• EXERCISE AIM: Read the records and gather each line that includes "text".
BEGIN SUPPLIED MATERIAL
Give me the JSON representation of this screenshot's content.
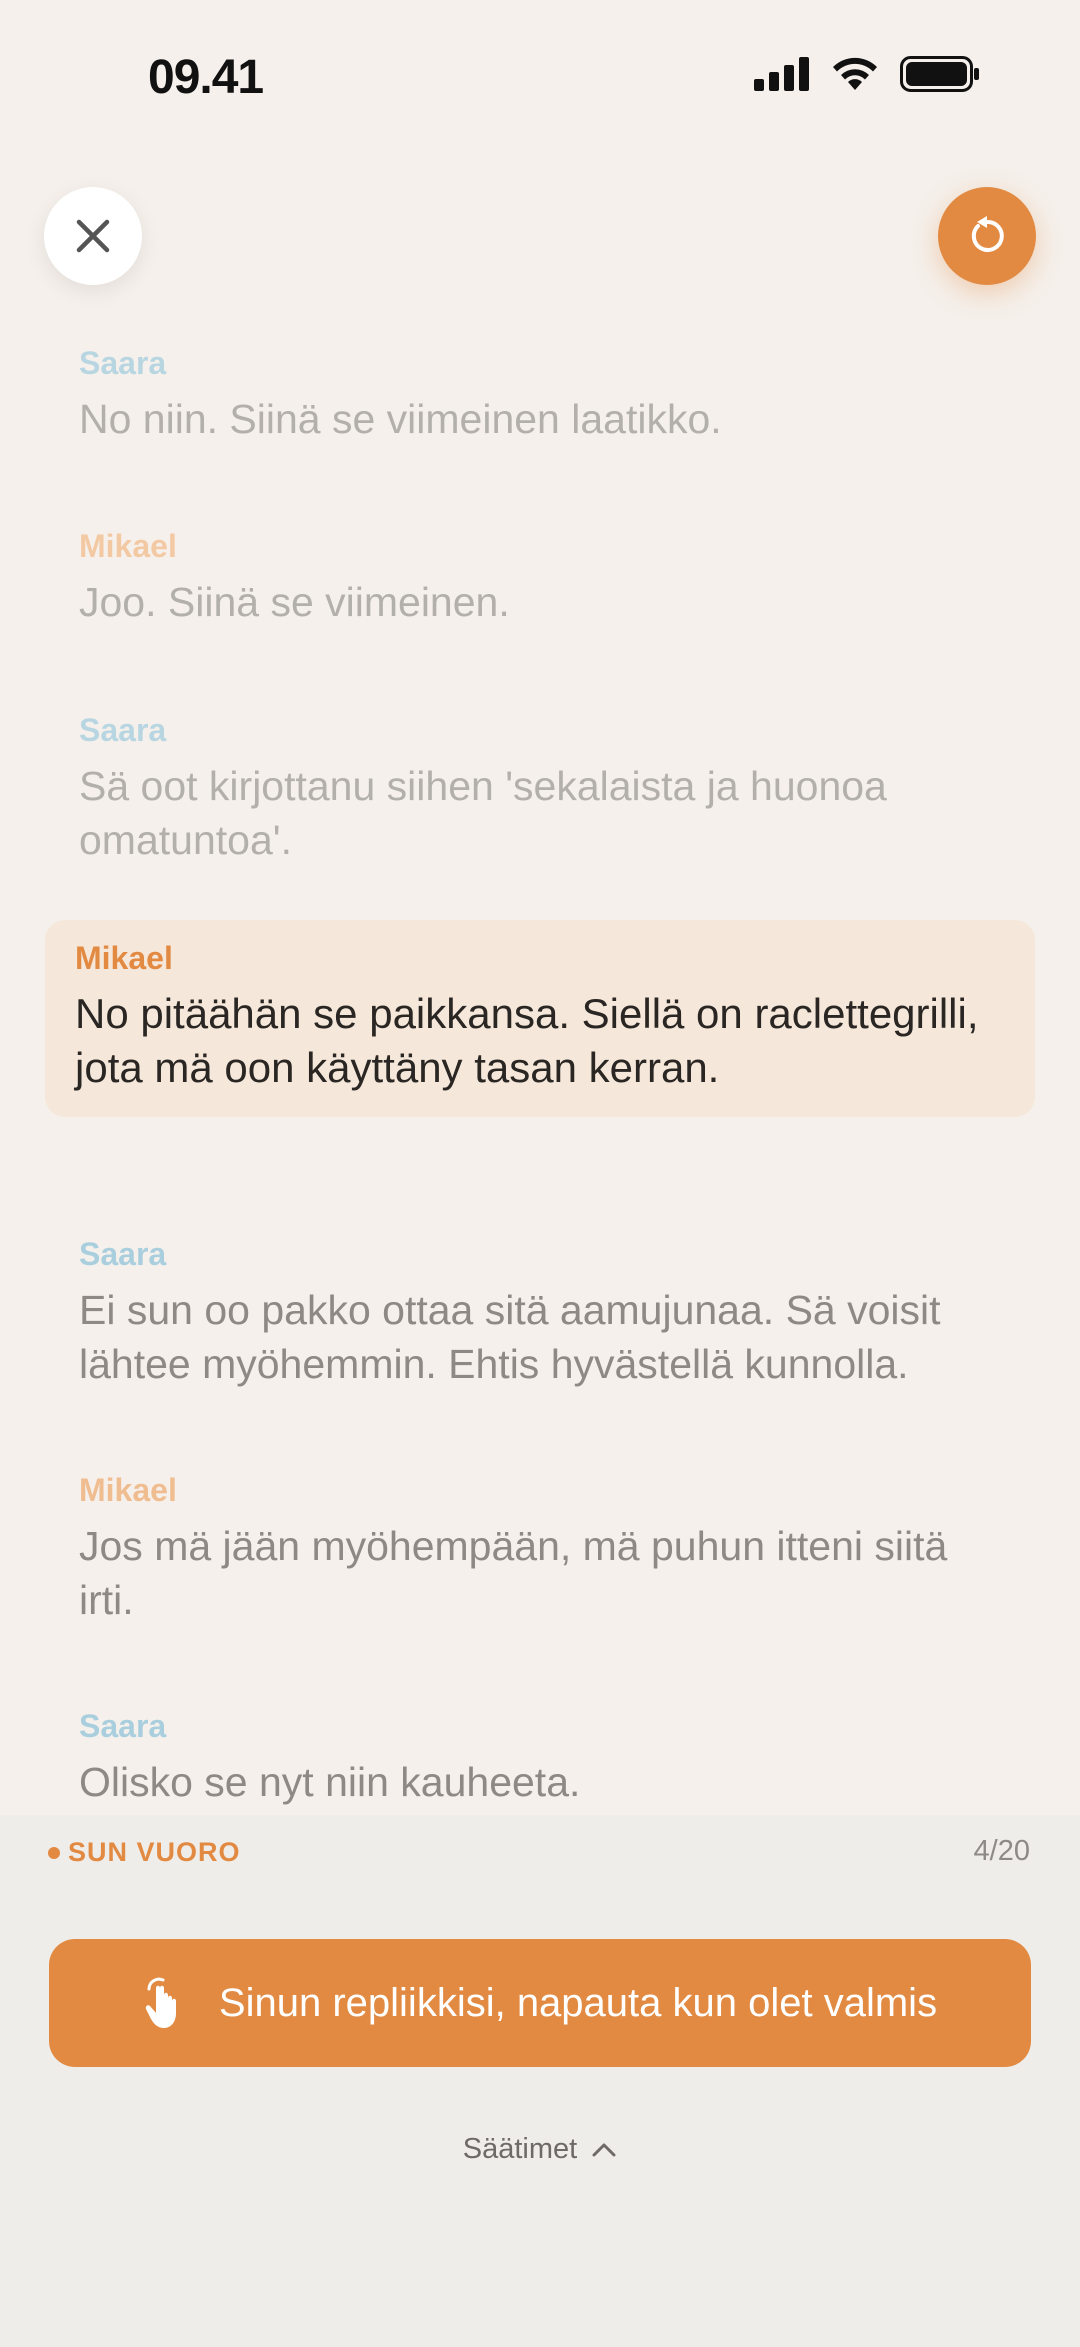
{
  "status_bar": {
    "time": "09.41"
  },
  "icons": {
    "close": "close-icon",
    "restart": "restart-icon",
    "tap": "hand-tap-icon",
    "chevron": "chevron-up-icon"
  },
  "colors": {
    "accent": "#E28A42",
    "background": "#F5F0EB",
    "highlight": "#F5E8DA"
  },
  "script": {
    "lines": [
      {
        "speaker": "Saara",
        "text": "No niin. Siinä se viimeinen laatikko.",
        "state": "past"
      },
      {
        "speaker": "Mikael",
        "text": "Joo. Siinä se viimeinen.",
        "state": "past"
      },
      {
        "speaker": "Saara",
        "text": "Sä oot kirjottanu siihen 'sekalaista ja huonoa omatuntoa'.",
        "state": "past"
      },
      {
        "speaker": "Mikael",
        "text": "No pitäähän se paikkansa. Siellä on raclettegrilli, jota mä oon käyttäny tasan kerran.",
        "state": "current"
      },
      {
        "speaker": "Saara",
        "text": "Ei sun oo pakko ottaa sitä aamujunaa. Sä voisit lähtee myöhemmin. Ehtis hyvästellä kunnolla.",
        "state": "next"
      },
      {
        "speaker": "Mikael",
        "text": "Jos mä jään myöhempään, mä puhun itteni siitä irti.",
        "state": "next"
      },
      {
        "speaker": "Saara",
        "text": "Olisko se nyt niin kauheeta.",
        "state": "next"
      }
    ]
  },
  "bottom": {
    "turn_label": "SUN VUORO",
    "progress": "4/20",
    "action_label": "Sinun repliikkisi, napauta kun olet valmis",
    "controls_label": "Säätimet"
  }
}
END SUPPLIED MATERIAL
• EXERCISE ANSWER:
        "text": "No niin. Siinä se viimeinen laatikko.",
        "text": "Joo. Siinä se viimeinen.",
        "text": "Sä oot kirjottanu siihen 'sekalaista ja huonoa omatuntoa'.",
        "text": "No pitäähän se paikkansa. Siellä on raclettegrilli, jota mä oon käyttäny tasan kerran.",
        "text": "Ei sun oo pakko ottaa sitä aamujunaa. Sä voisit lähtee myöhemmin. Ehtis hyvästellä kunnolla.",
        "text": "Jos mä jään myöhempään, mä puhun itteni siitä irti.",
        "text": "Olisko se nyt niin kauheeta.",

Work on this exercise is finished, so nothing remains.